— START OF GIVEN DATA —

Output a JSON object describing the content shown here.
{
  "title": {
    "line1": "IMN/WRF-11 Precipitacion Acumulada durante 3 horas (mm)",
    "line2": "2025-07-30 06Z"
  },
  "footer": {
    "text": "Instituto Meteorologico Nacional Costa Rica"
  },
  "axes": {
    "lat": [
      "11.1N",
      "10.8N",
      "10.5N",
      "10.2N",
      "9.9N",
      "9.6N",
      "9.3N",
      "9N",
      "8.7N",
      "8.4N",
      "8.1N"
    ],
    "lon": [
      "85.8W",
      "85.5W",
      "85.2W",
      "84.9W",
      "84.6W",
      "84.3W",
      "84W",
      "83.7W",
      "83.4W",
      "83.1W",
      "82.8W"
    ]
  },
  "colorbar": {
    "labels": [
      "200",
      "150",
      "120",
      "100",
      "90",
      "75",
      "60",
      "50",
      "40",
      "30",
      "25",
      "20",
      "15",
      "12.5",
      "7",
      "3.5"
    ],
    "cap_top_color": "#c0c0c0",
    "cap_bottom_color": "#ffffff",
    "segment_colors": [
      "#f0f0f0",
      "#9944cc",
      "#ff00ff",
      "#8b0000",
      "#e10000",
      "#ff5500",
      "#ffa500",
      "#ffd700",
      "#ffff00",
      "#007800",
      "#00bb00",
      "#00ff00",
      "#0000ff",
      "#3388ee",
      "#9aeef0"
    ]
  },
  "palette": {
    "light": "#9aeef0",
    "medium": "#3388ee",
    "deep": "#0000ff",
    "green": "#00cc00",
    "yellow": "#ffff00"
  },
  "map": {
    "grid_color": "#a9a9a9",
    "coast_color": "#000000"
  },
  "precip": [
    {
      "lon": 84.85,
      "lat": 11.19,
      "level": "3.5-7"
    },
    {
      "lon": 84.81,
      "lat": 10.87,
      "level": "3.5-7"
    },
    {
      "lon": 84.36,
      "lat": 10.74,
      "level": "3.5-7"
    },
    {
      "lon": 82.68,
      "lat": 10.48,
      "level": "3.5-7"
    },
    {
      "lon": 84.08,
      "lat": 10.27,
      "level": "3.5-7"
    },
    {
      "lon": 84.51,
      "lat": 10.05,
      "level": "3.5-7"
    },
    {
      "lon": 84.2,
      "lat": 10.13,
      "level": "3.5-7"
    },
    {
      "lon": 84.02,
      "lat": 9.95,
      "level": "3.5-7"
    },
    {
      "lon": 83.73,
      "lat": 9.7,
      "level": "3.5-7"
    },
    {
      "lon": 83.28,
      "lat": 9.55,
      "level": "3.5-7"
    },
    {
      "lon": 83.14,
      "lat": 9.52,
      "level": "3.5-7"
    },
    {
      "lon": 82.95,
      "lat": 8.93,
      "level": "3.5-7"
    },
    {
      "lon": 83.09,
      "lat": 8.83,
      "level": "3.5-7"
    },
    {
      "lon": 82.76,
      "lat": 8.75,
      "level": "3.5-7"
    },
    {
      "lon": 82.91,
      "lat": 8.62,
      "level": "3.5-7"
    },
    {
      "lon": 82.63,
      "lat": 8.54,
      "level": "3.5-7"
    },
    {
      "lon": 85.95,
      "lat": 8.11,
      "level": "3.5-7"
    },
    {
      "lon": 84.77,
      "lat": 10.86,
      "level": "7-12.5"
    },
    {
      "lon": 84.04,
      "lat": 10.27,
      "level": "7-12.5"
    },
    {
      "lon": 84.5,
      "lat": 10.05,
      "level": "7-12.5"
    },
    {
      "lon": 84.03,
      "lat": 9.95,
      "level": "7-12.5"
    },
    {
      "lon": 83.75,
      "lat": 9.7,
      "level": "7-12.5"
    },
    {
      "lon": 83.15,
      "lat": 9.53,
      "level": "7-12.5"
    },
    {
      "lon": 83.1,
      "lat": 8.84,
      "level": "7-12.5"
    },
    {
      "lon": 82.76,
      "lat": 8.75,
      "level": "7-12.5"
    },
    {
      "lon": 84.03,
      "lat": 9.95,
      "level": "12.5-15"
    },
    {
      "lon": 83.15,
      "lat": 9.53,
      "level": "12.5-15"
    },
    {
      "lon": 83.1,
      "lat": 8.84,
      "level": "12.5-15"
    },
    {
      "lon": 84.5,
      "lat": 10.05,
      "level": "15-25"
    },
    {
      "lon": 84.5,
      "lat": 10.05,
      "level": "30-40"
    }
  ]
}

— END OF GIVEN DATA —

Retype the whole listing above exactly.

*OUTPUT OF THE TASK*:
Output a JSON object describing the content shown here.
{
  "title": {
    "line1": "IMN/WRF-11 Precipitacion Acumulada durante 3 horas (mm)",
    "line2": "2025-07-30 06Z"
  },
  "footer": {
    "text": "Instituto Meteorologico Nacional Costa Rica"
  },
  "axes": {
    "lat": [
      "11.1N",
      "10.8N",
      "10.5N",
      "10.2N",
      "9.9N",
      "9.6N",
      "9.3N",
      "9N",
      "8.7N",
      "8.4N",
      "8.1N"
    ],
    "lon": [
      "85.8W",
      "85.5W",
      "85.2W",
      "84.9W",
      "84.6W",
      "84.3W",
      "84W",
      "83.7W",
      "83.4W",
      "83.1W",
      "82.8W"
    ]
  },
  "colorbar": {
    "labels": [
      "200",
      "150",
      "120",
      "100",
      "90",
      "75",
      "60",
      "50",
      "40",
      "30",
      "25",
      "20",
      "15",
      "12.5",
      "7",
      "3.5"
    ],
    "cap_top_color": "#c0c0c0",
    "cap_bottom_color": "#ffffff",
    "segment_colors": [
      "#f0f0f0",
      "#9944cc",
      "#ff00ff",
      "#8b0000",
      "#e10000",
      "#ff5500",
      "#ffa500",
      "#ffd700",
      "#ffff00",
      "#007800",
      "#00bb00",
      "#00ff00",
      "#0000ff",
      "#3388ee",
      "#9aeef0"
    ]
  },
  "palette": {
    "light": "#9aeef0",
    "medium": "#3388ee",
    "deep": "#0000ff",
    "green": "#00cc00",
    "yellow": "#ffff00"
  },
  "map": {
    "grid_color": "#a9a9a9",
    "coast_color": "#000000"
  },
  "precip": [
    {
      "lon": 84.85,
      "lat": 11.19,
      "level": "3.5-7"
    },
    {
      "lon": 84.81,
      "lat": 10.87,
      "level": "3.5-7"
    },
    {
      "lon": 84.36,
      "lat": 10.74,
      "level": "3.5-7"
    },
    {
      "lon": 82.68,
      "lat": 10.48,
      "level": "3.5-7"
    },
    {
      "lon": 84.08,
      "lat": 10.27,
      "level": "3.5-7"
    },
    {
      "lon": 84.51,
      "lat": 10.05,
      "level": "3.5-7"
    },
    {
      "lon": 84.2,
      "lat": 10.13,
      "level": "3.5-7"
    },
    {
      "lon": 84.02,
      "lat": 9.95,
      "level": "3.5-7"
    },
    {
      "lon": 83.73,
      "lat": 9.7,
      "level": "3.5-7"
    },
    {
      "lon": 83.28,
      "lat": 9.55,
      "level": "3.5-7"
    },
    {
      "lon": 83.14,
      "lat": 9.52,
      "level": "3.5-7"
    },
    {
      "lon": 82.95,
      "lat": 8.93,
      "level": "3.5-7"
    },
    {
      "lon": 83.09,
      "lat": 8.83,
      "level": "3.5-7"
    },
    {
      "lon": 82.76,
      "lat": 8.75,
      "level": "3.5-7"
    },
    {
      "lon": 82.91,
      "lat": 8.62,
      "level": "3.5-7"
    },
    {
      "lon": 82.63,
      "lat": 8.54,
      "level": "3.5-7"
    },
    {
      "lon": 85.95,
      "lat": 8.11,
      "level": "3.5-7"
    },
    {
      "lon": 84.77,
      "lat": 10.86,
      "level": "7-12.5"
    },
    {
      "lon": 84.04,
      "lat": 10.27,
      "level": "7-12.5"
    },
    {
      "lon": 84.5,
      "lat": 10.05,
      "level": "7-12.5"
    },
    {
      "lon": 84.03,
      "lat": 9.95,
      "level": "7-12.5"
    },
    {
      "lon": 83.75,
      "lat": 9.7,
      "level": "7-12.5"
    },
    {
      "lon": 83.15,
      "lat": 9.53,
      "level": "7-12.5"
    },
    {
      "lon": 83.1,
      "lat": 8.84,
      "level": "7-12.5"
    },
    {
      "lon": 82.76,
      "lat": 8.75,
      "level": "7-12.5"
    },
    {
      "lon": 84.03,
      "lat": 9.95,
      "level": "12.5-15"
    },
    {
      "lon": 83.15,
      "lat": 9.53,
      "level": "12.5-15"
    },
    {
      "lon": 83.1,
      "lat": 8.84,
      "level": "12.5-15"
    },
    {
      "lon": 84.5,
      "lat": 10.05,
      "level": "15-25"
    },
    {
      "lon": 84.5,
      "lat": 10.05,
      "level": "30-40"
    }
  ]
}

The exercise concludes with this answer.